(TASK): From the entries below, copy every line holding the word "page".

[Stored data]
################

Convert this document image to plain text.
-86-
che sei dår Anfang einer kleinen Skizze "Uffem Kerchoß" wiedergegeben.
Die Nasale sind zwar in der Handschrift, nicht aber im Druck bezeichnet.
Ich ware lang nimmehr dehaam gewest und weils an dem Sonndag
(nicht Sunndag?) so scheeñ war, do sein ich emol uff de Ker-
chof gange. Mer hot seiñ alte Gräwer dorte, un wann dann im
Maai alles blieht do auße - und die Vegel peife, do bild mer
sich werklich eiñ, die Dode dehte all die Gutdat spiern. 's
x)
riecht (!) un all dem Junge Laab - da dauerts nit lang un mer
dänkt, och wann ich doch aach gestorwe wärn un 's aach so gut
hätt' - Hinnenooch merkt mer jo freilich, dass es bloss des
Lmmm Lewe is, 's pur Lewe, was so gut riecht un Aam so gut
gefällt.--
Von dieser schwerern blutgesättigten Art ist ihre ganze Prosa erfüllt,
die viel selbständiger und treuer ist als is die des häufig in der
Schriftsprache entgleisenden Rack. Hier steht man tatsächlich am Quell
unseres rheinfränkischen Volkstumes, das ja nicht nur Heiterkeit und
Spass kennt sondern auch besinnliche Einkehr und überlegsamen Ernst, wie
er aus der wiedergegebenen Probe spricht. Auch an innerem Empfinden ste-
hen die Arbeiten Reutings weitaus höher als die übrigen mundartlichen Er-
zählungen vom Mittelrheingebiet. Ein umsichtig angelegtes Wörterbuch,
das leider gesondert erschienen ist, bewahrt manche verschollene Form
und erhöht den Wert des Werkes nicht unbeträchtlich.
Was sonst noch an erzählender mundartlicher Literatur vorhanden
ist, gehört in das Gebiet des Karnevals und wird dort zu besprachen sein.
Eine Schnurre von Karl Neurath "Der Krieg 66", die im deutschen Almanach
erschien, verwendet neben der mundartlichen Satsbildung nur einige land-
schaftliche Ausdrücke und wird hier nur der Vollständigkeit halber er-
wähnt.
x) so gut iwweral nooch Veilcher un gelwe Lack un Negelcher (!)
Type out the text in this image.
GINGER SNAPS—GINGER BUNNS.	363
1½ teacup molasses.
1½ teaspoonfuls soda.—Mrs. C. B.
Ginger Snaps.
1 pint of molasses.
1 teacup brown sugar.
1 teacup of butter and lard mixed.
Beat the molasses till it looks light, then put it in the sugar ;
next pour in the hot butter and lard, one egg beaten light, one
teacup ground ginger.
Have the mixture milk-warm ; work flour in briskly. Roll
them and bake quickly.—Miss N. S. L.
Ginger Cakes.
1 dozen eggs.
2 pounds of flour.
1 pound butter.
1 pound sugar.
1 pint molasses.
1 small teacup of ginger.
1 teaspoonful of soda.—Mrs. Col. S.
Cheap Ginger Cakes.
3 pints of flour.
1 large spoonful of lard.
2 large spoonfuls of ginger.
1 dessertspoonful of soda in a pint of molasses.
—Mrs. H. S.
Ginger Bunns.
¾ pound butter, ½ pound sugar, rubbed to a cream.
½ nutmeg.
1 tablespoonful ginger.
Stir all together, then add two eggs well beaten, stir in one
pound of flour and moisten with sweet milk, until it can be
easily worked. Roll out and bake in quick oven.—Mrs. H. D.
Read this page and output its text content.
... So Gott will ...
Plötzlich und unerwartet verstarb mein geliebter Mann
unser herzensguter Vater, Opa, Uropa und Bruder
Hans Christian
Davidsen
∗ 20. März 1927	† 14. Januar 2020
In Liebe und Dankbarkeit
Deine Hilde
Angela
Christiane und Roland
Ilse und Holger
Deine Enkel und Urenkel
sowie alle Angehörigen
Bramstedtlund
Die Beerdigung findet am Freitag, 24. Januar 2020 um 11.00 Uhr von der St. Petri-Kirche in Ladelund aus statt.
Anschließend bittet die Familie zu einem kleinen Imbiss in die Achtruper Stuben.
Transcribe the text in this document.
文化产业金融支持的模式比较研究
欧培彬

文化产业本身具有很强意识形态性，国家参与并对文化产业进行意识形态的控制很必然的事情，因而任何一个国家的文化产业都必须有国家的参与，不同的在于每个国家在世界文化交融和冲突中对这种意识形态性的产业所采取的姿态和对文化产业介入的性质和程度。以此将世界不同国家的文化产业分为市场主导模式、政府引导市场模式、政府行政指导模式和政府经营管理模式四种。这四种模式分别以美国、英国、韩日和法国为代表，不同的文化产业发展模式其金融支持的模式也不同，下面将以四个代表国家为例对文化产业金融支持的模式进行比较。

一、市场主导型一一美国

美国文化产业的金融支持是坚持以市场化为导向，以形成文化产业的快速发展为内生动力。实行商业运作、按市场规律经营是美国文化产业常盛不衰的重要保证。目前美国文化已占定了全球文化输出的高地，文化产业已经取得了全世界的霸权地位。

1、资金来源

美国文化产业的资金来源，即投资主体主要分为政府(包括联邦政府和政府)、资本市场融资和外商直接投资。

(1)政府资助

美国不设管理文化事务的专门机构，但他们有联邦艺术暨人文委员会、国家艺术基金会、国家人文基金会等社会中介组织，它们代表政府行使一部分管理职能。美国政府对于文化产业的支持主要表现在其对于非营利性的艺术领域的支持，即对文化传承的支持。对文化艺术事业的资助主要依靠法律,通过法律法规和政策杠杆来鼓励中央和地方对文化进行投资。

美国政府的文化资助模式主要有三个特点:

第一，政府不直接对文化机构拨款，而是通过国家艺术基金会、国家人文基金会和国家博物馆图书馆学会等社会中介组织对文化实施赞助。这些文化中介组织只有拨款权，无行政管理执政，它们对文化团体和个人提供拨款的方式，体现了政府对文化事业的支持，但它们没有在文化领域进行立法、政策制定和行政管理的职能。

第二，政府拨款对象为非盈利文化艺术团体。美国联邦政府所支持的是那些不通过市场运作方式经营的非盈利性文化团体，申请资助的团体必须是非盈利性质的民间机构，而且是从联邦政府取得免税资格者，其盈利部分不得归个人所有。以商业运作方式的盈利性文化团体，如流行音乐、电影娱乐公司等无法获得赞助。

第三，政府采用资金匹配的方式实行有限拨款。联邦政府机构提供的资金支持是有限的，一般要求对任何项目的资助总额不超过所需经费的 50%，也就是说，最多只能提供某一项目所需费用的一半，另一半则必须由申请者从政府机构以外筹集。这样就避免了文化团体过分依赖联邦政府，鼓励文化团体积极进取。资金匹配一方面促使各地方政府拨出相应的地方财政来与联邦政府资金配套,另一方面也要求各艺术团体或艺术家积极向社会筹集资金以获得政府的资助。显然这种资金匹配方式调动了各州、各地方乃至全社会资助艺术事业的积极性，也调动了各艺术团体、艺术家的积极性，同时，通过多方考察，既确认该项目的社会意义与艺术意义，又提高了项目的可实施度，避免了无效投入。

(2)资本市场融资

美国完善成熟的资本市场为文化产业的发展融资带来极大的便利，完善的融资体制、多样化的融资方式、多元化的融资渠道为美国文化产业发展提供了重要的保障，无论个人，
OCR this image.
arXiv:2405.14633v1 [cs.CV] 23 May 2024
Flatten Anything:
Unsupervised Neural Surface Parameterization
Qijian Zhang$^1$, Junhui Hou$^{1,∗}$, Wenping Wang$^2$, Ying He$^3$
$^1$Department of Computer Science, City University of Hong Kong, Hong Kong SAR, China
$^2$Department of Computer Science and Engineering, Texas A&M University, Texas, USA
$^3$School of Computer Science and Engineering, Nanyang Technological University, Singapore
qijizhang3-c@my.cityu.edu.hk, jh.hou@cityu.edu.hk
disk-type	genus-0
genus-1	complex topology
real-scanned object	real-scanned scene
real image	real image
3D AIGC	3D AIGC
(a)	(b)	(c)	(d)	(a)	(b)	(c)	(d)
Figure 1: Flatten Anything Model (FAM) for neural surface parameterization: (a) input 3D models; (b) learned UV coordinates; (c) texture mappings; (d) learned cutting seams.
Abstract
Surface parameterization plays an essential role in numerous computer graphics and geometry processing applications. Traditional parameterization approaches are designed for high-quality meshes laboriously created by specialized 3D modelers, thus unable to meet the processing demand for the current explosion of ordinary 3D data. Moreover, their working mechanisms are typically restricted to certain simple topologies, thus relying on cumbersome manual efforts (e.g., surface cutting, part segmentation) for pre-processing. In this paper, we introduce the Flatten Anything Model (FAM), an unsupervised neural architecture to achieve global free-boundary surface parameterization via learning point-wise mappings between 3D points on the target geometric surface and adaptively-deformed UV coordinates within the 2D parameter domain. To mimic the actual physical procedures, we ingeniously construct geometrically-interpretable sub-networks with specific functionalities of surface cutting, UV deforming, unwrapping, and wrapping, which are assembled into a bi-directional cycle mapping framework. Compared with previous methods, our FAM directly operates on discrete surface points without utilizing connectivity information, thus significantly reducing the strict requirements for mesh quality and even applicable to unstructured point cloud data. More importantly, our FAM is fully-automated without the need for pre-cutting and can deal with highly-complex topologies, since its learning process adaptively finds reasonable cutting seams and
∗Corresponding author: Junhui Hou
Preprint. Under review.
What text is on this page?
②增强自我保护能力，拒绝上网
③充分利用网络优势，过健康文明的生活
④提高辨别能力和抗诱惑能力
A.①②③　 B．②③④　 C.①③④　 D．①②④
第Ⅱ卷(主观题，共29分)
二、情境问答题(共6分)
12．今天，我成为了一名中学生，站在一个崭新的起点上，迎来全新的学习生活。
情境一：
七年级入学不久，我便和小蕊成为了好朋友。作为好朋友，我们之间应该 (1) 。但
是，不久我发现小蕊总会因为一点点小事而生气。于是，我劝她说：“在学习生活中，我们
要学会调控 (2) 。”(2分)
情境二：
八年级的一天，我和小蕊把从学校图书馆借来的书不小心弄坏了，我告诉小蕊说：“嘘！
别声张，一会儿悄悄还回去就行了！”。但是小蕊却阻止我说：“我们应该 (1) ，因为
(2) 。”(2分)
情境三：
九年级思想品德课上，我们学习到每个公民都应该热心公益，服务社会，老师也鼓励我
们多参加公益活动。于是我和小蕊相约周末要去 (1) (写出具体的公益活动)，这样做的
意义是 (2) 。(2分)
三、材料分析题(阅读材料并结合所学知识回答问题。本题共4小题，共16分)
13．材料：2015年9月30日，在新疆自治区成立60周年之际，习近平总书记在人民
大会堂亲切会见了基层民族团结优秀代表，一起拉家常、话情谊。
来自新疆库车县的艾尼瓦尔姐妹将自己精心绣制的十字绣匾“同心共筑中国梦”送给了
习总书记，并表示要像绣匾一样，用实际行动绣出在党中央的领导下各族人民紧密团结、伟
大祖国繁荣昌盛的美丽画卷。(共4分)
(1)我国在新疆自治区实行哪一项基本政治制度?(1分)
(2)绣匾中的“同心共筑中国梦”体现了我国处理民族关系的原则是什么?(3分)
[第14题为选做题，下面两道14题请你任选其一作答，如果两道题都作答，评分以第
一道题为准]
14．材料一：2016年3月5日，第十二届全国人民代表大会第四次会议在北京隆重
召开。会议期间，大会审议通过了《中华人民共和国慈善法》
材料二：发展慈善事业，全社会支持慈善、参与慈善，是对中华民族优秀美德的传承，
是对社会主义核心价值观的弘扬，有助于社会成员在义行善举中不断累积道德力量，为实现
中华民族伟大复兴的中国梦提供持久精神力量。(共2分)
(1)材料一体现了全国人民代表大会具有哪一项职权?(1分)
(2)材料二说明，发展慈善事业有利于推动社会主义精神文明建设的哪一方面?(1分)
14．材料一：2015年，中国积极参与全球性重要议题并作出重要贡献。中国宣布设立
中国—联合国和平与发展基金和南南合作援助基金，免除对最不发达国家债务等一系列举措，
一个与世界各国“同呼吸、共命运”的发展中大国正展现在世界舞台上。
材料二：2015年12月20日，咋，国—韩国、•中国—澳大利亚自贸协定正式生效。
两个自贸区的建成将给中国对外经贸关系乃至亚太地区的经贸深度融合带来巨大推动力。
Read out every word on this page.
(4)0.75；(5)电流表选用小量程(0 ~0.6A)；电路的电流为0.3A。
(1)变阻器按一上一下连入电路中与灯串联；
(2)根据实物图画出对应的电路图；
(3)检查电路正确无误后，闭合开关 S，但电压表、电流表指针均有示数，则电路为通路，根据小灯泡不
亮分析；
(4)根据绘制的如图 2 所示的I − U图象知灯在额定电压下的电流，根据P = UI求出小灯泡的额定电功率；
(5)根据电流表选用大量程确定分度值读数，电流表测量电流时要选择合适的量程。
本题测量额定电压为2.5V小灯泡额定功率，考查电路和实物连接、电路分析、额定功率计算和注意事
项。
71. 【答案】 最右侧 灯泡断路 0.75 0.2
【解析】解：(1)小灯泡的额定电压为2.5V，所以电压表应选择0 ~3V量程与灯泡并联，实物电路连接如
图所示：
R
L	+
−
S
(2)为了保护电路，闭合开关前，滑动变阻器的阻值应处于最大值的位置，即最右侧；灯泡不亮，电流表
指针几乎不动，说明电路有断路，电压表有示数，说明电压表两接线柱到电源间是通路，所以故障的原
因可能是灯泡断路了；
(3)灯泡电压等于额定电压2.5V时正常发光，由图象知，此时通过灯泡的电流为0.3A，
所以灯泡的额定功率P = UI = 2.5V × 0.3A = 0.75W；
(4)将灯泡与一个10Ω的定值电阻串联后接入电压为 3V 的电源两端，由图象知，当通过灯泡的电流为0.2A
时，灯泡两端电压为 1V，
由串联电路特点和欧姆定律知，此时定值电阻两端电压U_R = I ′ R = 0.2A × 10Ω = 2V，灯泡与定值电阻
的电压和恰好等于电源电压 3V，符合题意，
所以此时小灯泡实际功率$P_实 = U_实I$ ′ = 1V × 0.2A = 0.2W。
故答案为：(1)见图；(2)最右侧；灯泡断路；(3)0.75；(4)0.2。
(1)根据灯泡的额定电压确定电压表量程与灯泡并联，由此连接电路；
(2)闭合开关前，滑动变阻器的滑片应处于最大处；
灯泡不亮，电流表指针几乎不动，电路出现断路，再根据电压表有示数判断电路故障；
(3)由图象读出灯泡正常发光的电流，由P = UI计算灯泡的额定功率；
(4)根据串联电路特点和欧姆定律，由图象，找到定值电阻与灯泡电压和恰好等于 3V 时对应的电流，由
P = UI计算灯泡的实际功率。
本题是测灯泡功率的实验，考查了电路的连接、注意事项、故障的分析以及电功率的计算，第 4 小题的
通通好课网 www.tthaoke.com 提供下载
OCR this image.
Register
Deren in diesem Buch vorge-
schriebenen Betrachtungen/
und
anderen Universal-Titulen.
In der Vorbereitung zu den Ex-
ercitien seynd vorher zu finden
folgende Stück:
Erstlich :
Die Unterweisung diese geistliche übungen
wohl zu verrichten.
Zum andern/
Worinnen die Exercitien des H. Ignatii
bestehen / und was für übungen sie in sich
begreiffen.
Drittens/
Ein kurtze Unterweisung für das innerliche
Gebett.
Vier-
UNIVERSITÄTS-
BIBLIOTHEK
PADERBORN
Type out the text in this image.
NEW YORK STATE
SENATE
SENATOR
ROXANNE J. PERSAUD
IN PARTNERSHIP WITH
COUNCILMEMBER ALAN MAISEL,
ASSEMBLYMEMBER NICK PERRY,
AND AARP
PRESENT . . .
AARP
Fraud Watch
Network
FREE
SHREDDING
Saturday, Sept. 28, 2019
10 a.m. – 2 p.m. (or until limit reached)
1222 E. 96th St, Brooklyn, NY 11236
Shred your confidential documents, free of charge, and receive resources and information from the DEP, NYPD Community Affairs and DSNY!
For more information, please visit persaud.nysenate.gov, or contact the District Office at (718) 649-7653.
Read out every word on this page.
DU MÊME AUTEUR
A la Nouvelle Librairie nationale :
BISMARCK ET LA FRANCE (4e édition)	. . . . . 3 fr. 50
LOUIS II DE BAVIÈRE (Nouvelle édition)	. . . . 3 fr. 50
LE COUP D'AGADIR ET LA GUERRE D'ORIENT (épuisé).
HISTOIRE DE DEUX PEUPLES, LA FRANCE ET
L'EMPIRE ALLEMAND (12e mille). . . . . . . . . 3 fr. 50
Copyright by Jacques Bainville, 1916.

################

(TASK RESPONSE):
Read this page and output its text content.
What text is on this page?
Read out every word on this page.
Read out every word on this page.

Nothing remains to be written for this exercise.